Problem description →
Output the material exactly, but drop every image it holds.

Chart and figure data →
_ _ _

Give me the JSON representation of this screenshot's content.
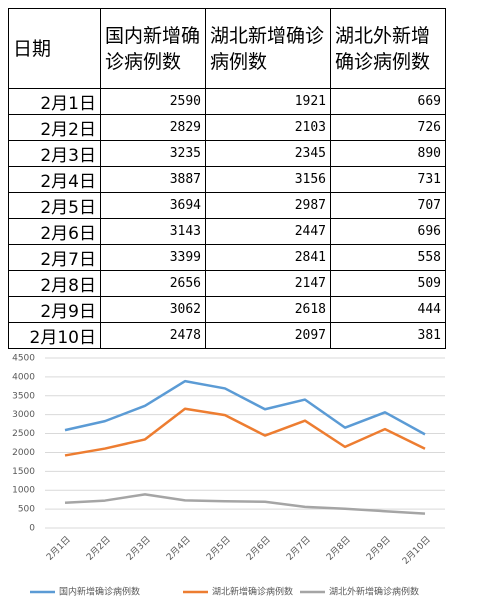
{
  "table": {
    "date_header": "日期"
  },
  "chart_data": {
    "type": "line",
    "categories": [
      "2月1日",
      "2月2日",
      "2月3日",
      "2月4日",
      "2月5日",
      "2月6日",
      "2月7日",
      "2月8日",
      "2月9日",
      "2月10日"
    ],
    "series": [
      {
        "name": "国内新增确诊病例数",
        "color": "#5b9bd5",
        "values": [
          2590,
          2829,
          3235,
          3887,
          3694,
          3143,
          3399,
          2656,
          3062,
          2478
        ]
      },
      {
        "name": "湖北新增确诊病例数",
        "color": "#ed7d31",
        "values": [
          1921,
          2103,
          2345,
          3156,
          2987,
          2447,
          2841,
          2147,
          2618,
          2097
        ]
      },
      {
        "name": "湖北外新增确诊病例数",
        "color": "#a5a5a5",
        "values": [
          669,
          726,
          890,
          731,
          707,
          696,
          558,
          509,
          444,
          381
        ]
      }
    ],
    "ylim": [
      0,
      4500
    ],
    "yticks": [
      0,
      500,
      1000,
      1500,
      2000,
      2500,
      3000,
      3500,
      4000,
      4500
    ],
    "grid": true
  }
}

_ _ _

The result →
Give me the JSON representation of this screenshot's content.
{
  "table": {
    "date_header": "日期"
  },
  "chart_data": {
    "type": "line",
    "categories": [
      "2月1日",
      "2月2日",
      "2月3日",
      "2月4日",
      "2月5日",
      "2月6日",
      "2月7日",
      "2月8日",
      "2月9日",
      "2月10日"
    ],
    "series": [
      {
        "name": "国内新增确诊病例数",
        "color": "#5b9bd5",
        "values": [
          2590,
          2829,
          3235,
          3887,
          3694,
          3143,
          3399,
          2656,
          3062,
          2478
        ]
      },
      {
        "name": "湖北新增确诊病例数",
        "color": "#ed7d31",
        "values": [
          1921,
          2103,
          2345,
          3156,
          2987,
          2447,
          2841,
          2147,
          2618,
          2097
        ]
      },
      {
        "name": "湖北外新增确诊病例数",
        "color": "#a5a5a5",
        "values": [
          669,
          726,
          890,
          731,
          707,
          696,
          558,
          509,
          444,
          381
        ]
      }
    ],
    "ylim": [
      0,
      4500
    ],
    "yticks": [
      0,
      500,
      1000,
      1500,
      2000,
      2500,
      3000,
      3500,
      4000,
      4500
    ],
    "grid": true
  }
}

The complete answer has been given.